Given information:

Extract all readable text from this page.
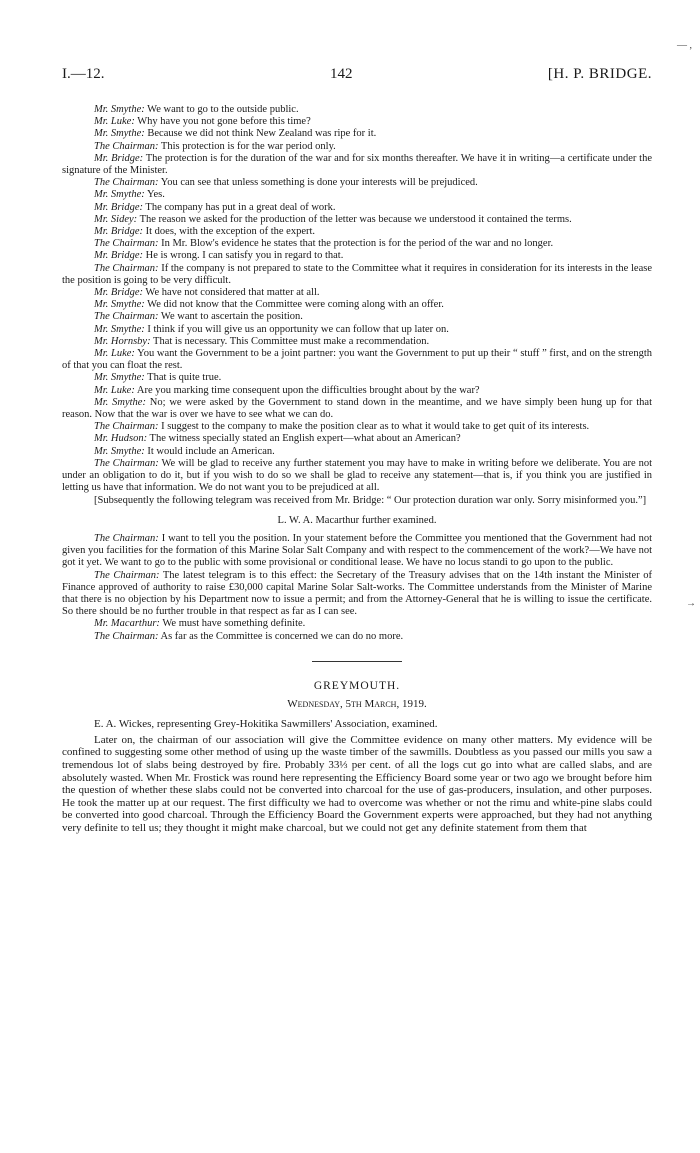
— ,
→
I.—12.	142	[H. P. BRIDGE.

Mr. Smythe: We want to go to the outside public.

Mr. Luke: Why have you not gone before this time?

Mr. Smythe: Because we did not think New Zealand was ripe for it.

The Chairman: This protection is for the war period only.

Mr. Bridge: The protection is for the duration of the war and for six months thereafter. We have it in writing—a certificate under the signature of the Minister.

The Chairman: You can see that unless something is done your interests will be prejudiced.

Mr. Smythe: Yes.

Mr. Bridge: The company has put in a great deal of work.

Mr. Sidey: The reason we asked for the production of the letter was because we understood it contained the terms.

Mr. Bridge: It does, with the exception of the expert.

The Chairman: In Mr. Blow's evidence he states that the protection is for the period of the war and no longer.

Mr. Bridge: He is wrong. I can satisfy you in regard to that.

The Chairman: If the company is not prepared to state to the Committee what it requires in consideration for its interests in the lease the position is going to be very difficult.

Mr. Bridge: We have not considered that matter at all.

Mr. Smythe: We did not know that the Committee were coming along with an offer.

The Chairman: We want to ascertain the position.

Mr. Smythe: I think if you will give us an opportunity we can follow that up later on.

Mr. Hornsby: That is necessary. This Committee must make a recommendation.

Mr. Luke: You want the Government to be a joint partner: you want the Government to put up their “ stuff ” first, and on the strength of that you can float the rest.

Mr. Smythe: That is quite true.

Mr. Luke: Are you marking time consequent upon the difficulties brought about by the war?

Mr. Smythe: No; we were asked by the Government to stand down in the meantime, and we have simply been hung up for that reason. Now that the war is over we have to see what we can do.

The Chairman: I suggest to the company to make the position clear as to what it would take to get quit of its interests.

Mr. Hudson: The witness specially stated an English expert—what about an American?

Mr. Smythe: It would include an American.

The Chairman: We will be glad to receive any further statement you may have to make in writing before we deliberate. You are not under an obligation to do it, but if you wish to do so we shall be glad to receive any statement—that is, if you think you are justified in letting us have that information. We do not want you to be prejudiced at all.

[Subsequently the following telegram was received from Mr. Bridge: “ Our protection duration war only. Sorry misinformed you.”]

L. W. A. Macarthur further examined.

The Chairman: I want to tell you the position. In your statement before the Committee you mentioned that the Government had not given you facilities for the formation of this Marine Solar Salt Company and with respect to the commencement of the work?—We have not got it yet. We want to go to the public with some provisional or conditional lease. We have no locus standi to go upon to the public.

The Chairman: The latest telegram is to this effect: the Secretary of the Treasury advises that on the 14th instant the Minister of Finance approved of authority to raise £30,000 capital Marine Solar Salt-works. The Committee understands from the Minister of Marine that there is no objection by his Department now to issue a permit; and from the Attorney-General that he is willing to issue the certificate. So there should be no further trouble in that respect as far as I can see.

Mr. Macarthur: We must have something definite.

The Chairman: As far as the Committee is concerned we can do no more.

GREYMOUTH.

Wednesday, 5th March, 1919.

E. A. Wickes, representing Grey-Hokitika Sawmillers' Association, examined.

Later on, the chairman of our association will give the Committee evidence on many other matters. My evidence will be confined to suggesting some other method of using up the waste timber of the sawmills. Doubtless as you passed our mills you saw a tremendous lot of slabs being destroyed by fire. Probably 33⅓ per cent. of all the logs cut go into what are called slabs, and are absolutely wasted. When Mr. Frostick was round here representing the Efficiency Board some year or two ago we brought before him the question of whether these slabs could not be converted into charcoal for the use of gas-producers, insulation, and other purposes. He took the matter up at our request. The first difficulty we had to overcome was whether or not the rimu and white-pine slabs could be converted into good charcoal. Through the Efficiency Board the Government experts were approached, but they had not anything very definite to tell us; they thought it might make charcoal, but we could not get any definite statement from them that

Objective: Report only the number of lines in the data above that contain "period".

Response to this task: 2